Gather all lines in the records below that include the word "WordPress".

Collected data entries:

..............................

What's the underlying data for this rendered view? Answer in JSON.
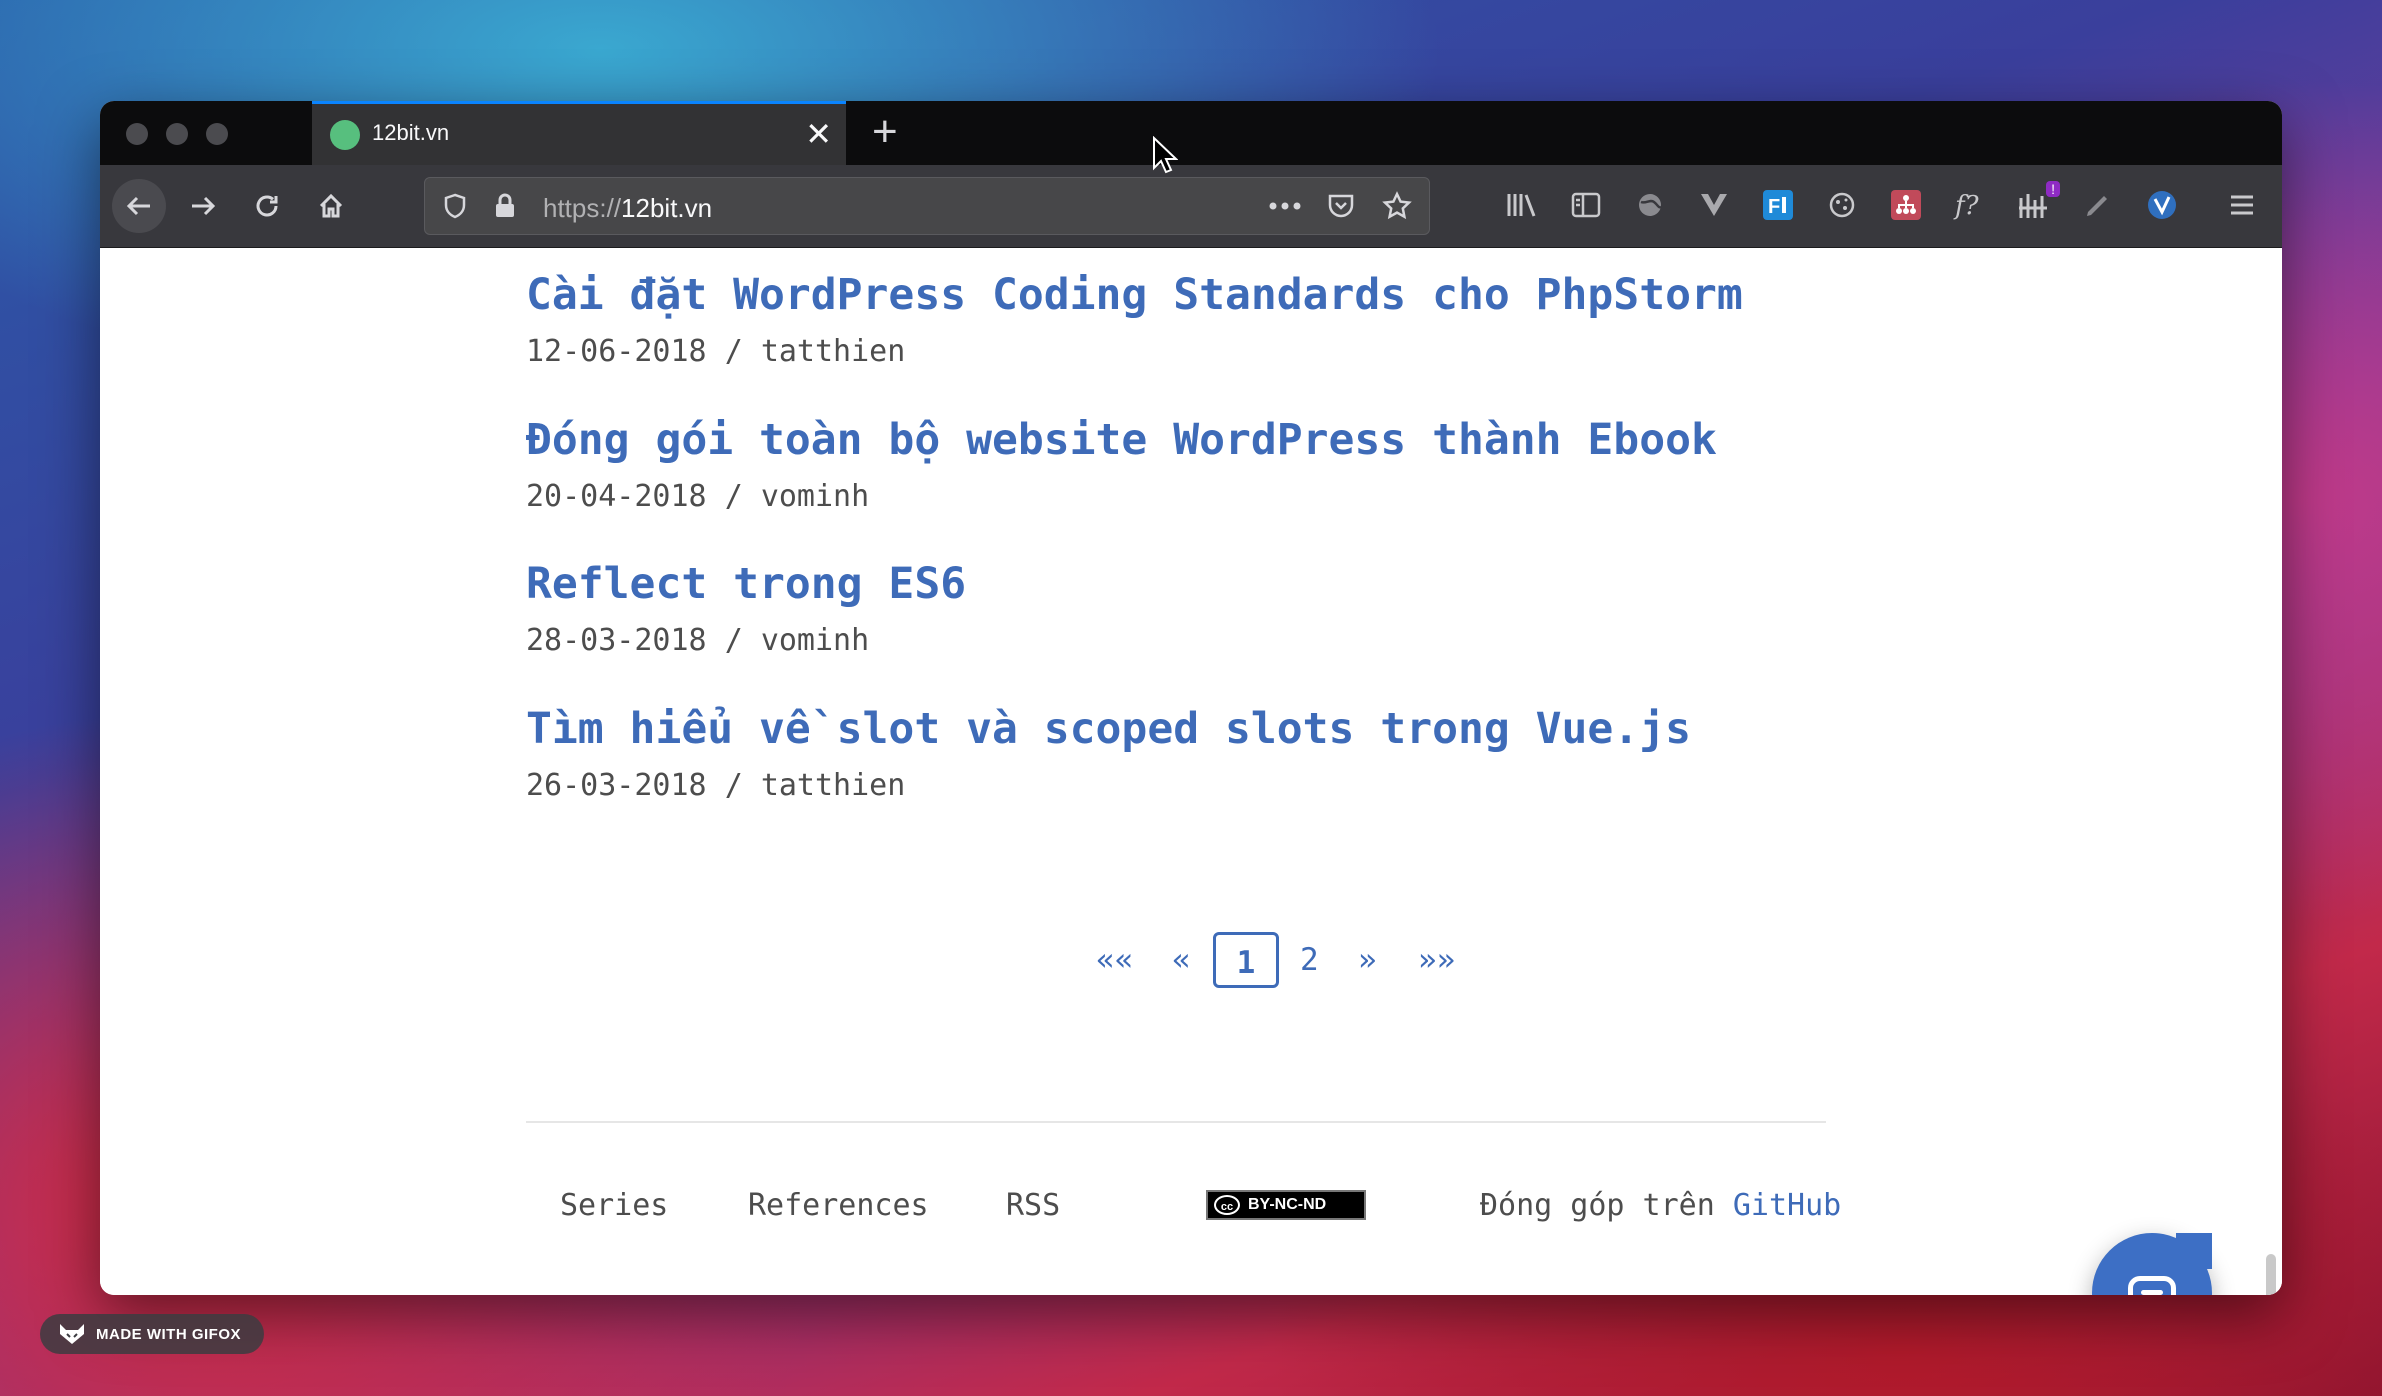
{
  "browser": {
    "tab_title": "12bit.vn",
    "tab_close": "✕",
    "new_tab": "+",
    "url_scheme": "https://",
    "url_host": "12bit.vn",
    "toolbar_icons": [
      "back-icon",
      "forward-icon",
      "reload-icon",
      "home-icon"
    ],
    "url_icons": [
      "shield-icon",
      "lock-icon",
      "more-icon",
      "pocket-icon",
      "star-icon"
    ],
    "extension_icons": [
      "library-icon",
      "sidebar-icon",
      "globe-icon",
      "vue-devtools-icon",
      "fi-icon",
      "cookie-icon",
      "sitemap-icon",
      "font-icon",
      "wappalyzer-icon",
      "pen-icon",
      "vimium-icon",
      "hamburger-menu-icon"
    ],
    "extension_badge": "!"
  },
  "posts": [
    {
      "title": "Cài đặt WordPress Coding Standards cho PhpStorm",
      "date": "12-06-2018",
      "sep": "/",
      "author": "tatthien"
    },
    {
      "title": "Đóng gói toàn bộ website WordPress thành Ebook",
      "date": "20-04-2018",
      "sep": "/",
      "author": "vominh"
    },
    {
      "title": "Reflect trong ES6",
      "date": "28-03-2018",
      "sep": "/",
      "author": "vominh"
    },
    {
      "title": "Tìm hiểu về slot và scoped slots trong Vue.js",
      "date": "26-03-2018",
      "sep": "/",
      "author": "tatthien"
    }
  ],
  "pagination": {
    "first": "««",
    "prev": "«",
    "current": "1",
    "page2": "2",
    "next": "»",
    "last": "»»"
  },
  "footer": {
    "series": "Series",
    "references": "References",
    "rss": "RSS",
    "license_text": "BY-NC-ND",
    "contribute": "Đóng góp trên",
    "github": "GitHub"
  },
  "watermark": "MADE WITH GIFOX",
  "colors": {
    "link": "#3e6bb8",
    "meta": "#4d4d4d",
    "chat": "#3d6fc5"
  }
}
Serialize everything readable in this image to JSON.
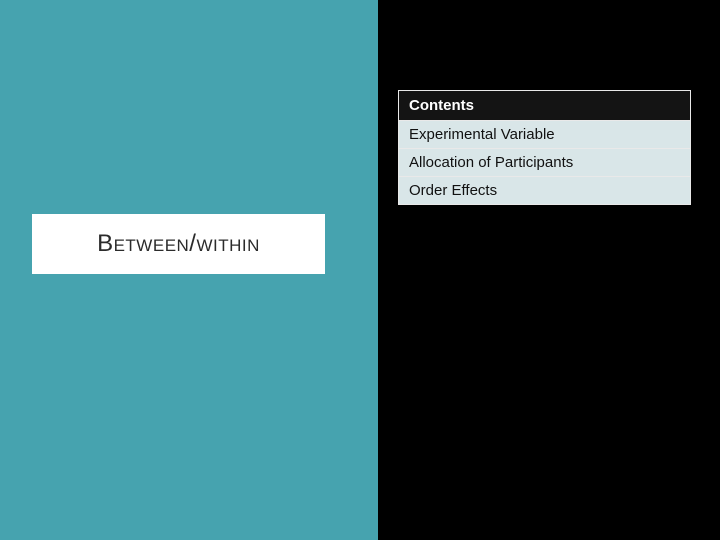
{
  "title": "Between/within",
  "contents": {
    "header": "Contents",
    "items": [
      "Experimental Variable",
      "Allocation of Participants",
      "Order Effects"
    ]
  }
}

..............................

EXERCISE OUTPUT —
      "title": "Cài đặt WordPress Coding Standards cho PhpStorm",
      "title": "Đóng gói toàn bộ website WordPress thành Ebook",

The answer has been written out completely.